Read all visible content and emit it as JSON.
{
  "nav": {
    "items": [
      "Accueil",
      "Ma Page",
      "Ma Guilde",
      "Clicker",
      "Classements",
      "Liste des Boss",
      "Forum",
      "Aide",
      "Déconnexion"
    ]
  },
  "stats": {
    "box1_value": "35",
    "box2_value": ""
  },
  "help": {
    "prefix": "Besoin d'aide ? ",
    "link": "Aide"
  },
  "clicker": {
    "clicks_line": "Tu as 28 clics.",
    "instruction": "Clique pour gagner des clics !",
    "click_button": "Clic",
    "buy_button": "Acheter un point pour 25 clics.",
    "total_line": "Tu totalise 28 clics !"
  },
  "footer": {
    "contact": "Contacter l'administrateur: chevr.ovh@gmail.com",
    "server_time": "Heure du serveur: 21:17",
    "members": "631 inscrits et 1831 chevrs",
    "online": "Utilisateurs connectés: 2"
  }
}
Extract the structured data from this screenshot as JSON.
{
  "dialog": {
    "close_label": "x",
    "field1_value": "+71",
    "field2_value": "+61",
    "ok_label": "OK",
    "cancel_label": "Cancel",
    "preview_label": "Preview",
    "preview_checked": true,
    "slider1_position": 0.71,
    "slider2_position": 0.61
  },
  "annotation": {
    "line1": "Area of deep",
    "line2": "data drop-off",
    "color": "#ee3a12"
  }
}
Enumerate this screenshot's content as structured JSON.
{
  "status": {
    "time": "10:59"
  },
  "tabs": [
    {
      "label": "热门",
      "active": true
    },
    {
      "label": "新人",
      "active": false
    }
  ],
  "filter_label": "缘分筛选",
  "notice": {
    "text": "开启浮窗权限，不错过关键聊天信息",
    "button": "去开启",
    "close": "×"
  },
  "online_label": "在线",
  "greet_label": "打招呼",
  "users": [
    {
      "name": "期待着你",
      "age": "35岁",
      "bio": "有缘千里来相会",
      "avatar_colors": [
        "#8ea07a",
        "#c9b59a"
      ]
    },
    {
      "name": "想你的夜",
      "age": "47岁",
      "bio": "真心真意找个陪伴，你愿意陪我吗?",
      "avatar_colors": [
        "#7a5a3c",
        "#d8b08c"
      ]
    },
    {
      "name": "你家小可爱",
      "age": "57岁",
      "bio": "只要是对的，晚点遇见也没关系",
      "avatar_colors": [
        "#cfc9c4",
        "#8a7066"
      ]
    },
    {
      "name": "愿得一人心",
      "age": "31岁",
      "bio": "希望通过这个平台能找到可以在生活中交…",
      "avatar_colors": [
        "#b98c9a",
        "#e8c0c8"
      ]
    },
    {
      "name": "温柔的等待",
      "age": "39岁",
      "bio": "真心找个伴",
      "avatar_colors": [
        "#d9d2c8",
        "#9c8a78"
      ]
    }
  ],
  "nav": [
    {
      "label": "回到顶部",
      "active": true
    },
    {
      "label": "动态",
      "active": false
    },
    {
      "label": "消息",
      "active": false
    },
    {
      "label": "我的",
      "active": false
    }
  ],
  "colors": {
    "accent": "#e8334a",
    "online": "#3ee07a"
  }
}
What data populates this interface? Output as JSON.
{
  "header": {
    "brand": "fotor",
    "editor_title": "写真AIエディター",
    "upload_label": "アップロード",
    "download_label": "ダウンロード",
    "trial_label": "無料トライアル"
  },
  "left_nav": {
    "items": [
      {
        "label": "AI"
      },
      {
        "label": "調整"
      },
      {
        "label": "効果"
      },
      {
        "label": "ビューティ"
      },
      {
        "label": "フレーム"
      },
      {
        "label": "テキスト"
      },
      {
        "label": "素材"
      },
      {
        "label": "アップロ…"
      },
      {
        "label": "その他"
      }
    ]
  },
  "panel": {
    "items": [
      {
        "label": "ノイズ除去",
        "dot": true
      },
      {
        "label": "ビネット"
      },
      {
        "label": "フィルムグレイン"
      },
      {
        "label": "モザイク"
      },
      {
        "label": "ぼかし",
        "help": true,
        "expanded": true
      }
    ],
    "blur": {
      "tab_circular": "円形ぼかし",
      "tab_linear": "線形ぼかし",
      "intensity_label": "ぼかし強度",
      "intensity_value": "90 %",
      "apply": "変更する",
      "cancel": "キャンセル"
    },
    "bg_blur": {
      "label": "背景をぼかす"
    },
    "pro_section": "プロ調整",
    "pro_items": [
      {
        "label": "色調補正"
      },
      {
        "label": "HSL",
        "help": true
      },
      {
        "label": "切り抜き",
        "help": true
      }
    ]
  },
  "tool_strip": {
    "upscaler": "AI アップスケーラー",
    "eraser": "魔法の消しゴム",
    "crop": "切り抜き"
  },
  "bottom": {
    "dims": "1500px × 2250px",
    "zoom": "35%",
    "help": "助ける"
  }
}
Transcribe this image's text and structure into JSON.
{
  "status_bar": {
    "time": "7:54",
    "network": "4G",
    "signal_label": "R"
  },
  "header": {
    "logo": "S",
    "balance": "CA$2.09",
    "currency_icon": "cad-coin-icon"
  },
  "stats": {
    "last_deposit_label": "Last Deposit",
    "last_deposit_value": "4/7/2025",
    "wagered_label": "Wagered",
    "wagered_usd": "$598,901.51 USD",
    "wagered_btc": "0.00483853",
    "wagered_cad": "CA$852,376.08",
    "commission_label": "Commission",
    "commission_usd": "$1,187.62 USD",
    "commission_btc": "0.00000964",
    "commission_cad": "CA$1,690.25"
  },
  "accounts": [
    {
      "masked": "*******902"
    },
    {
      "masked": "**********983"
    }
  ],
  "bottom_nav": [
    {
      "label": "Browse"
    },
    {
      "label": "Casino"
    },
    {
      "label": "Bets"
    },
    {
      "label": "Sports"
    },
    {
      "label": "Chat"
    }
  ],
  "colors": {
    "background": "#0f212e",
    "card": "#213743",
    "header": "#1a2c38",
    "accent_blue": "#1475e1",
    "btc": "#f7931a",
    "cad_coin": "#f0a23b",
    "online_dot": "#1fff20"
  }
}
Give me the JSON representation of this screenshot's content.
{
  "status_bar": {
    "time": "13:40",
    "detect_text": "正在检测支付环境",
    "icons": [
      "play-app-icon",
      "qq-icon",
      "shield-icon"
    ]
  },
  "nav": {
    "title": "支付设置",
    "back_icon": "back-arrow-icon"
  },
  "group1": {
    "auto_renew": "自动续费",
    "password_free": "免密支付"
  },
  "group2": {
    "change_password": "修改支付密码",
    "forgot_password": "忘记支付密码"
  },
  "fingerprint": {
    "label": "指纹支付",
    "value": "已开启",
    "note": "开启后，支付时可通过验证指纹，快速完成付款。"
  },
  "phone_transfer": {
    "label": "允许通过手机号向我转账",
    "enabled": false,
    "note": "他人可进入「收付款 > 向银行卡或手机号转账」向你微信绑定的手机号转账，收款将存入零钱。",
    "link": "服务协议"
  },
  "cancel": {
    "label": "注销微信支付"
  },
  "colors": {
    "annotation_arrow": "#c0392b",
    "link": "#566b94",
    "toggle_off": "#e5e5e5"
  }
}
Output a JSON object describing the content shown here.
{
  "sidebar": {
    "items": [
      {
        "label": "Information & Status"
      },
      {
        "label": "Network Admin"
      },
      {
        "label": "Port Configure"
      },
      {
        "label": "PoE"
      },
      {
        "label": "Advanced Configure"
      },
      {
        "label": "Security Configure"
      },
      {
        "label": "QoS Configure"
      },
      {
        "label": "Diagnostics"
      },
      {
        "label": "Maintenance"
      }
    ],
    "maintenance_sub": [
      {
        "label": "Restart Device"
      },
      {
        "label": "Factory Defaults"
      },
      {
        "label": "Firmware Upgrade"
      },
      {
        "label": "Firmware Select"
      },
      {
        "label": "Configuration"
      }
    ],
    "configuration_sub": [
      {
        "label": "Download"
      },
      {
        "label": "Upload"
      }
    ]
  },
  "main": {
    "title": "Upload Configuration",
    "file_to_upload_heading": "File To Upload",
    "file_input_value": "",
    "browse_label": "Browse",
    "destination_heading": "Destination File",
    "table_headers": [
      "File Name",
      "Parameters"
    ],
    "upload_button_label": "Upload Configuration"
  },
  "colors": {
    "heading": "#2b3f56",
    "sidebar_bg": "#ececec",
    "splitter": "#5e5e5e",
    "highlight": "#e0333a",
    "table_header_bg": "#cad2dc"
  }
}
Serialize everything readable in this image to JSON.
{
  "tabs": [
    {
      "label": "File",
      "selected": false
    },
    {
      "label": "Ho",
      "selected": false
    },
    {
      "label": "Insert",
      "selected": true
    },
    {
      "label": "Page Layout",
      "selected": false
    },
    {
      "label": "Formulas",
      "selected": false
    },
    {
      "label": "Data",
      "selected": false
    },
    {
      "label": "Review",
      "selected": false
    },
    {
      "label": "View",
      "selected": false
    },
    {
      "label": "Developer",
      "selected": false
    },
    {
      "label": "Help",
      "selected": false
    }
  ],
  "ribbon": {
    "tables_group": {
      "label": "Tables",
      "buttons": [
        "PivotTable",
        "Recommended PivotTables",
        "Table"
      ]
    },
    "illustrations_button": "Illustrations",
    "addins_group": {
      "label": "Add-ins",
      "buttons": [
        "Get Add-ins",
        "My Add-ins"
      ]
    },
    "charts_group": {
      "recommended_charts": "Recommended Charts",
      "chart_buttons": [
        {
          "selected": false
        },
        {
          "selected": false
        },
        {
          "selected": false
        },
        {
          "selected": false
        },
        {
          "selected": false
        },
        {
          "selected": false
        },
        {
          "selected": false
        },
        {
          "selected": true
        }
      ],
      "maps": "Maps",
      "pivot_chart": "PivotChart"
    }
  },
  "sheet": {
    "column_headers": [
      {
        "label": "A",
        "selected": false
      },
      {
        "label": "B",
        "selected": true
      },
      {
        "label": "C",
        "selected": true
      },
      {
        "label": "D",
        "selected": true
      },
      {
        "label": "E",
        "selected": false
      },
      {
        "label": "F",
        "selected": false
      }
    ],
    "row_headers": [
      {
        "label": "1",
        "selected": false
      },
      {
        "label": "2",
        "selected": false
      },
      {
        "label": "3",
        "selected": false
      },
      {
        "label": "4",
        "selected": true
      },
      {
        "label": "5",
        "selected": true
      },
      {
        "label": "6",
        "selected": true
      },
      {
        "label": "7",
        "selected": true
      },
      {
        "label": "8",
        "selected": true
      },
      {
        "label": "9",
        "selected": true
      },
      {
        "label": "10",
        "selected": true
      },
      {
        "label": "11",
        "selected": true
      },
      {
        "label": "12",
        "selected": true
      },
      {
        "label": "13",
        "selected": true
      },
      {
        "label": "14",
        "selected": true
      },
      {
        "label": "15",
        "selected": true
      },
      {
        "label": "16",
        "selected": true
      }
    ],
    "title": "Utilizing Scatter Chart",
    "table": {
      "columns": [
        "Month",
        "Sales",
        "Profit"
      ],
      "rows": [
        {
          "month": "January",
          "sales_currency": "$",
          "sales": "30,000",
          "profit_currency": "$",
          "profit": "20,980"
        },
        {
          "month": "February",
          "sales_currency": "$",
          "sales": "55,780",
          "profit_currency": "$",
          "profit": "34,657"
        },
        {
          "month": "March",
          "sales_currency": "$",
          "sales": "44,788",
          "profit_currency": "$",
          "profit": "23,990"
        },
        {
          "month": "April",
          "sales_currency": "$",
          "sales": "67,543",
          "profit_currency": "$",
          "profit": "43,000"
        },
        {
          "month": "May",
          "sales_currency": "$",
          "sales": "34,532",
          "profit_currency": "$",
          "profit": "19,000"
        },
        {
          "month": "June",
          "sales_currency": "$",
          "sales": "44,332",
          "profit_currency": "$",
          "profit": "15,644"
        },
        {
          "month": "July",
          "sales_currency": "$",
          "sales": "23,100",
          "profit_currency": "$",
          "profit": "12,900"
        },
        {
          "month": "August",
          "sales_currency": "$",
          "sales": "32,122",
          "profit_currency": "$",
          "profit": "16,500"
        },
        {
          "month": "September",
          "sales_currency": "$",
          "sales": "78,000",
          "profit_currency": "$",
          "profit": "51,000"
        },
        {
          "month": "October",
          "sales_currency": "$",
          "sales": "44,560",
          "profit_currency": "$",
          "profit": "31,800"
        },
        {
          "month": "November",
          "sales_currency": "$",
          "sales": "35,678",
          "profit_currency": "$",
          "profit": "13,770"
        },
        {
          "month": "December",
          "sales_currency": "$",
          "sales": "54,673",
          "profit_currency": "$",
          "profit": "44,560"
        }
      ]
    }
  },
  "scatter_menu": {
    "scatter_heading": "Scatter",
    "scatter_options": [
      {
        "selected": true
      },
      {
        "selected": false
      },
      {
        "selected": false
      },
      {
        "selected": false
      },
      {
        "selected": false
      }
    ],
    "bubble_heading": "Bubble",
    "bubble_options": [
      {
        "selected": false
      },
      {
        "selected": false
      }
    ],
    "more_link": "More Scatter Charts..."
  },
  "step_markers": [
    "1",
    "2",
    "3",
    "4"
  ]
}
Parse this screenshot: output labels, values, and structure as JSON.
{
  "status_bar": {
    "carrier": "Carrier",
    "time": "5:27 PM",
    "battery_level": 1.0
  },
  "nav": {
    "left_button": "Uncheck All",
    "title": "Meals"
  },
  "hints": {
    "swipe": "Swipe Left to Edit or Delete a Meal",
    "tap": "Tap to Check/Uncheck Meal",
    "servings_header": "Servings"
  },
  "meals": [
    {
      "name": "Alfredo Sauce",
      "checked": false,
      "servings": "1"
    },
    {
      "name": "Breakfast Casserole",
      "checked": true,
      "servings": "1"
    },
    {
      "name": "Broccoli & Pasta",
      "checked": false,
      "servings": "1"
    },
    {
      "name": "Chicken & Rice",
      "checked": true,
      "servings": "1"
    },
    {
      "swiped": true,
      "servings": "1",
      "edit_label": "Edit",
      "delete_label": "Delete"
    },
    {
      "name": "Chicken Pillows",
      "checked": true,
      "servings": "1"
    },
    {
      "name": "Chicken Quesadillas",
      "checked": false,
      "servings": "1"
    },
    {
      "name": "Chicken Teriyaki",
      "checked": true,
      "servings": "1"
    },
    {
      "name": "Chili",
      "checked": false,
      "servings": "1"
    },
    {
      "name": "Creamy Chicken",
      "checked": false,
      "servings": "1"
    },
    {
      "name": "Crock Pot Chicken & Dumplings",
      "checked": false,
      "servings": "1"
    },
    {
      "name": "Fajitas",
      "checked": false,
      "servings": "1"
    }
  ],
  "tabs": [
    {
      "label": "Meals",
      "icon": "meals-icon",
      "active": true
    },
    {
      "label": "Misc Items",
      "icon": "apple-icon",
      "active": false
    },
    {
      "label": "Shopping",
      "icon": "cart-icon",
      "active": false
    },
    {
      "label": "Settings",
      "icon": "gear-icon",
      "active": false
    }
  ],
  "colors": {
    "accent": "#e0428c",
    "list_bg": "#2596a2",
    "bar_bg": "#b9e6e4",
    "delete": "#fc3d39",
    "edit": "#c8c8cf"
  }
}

+ + + + +

WHAT NEEDS TO BE DONE - Check each line of the data above for the string "this", then report how many lines have it, with no other words.

ANSWER IN FULL - 7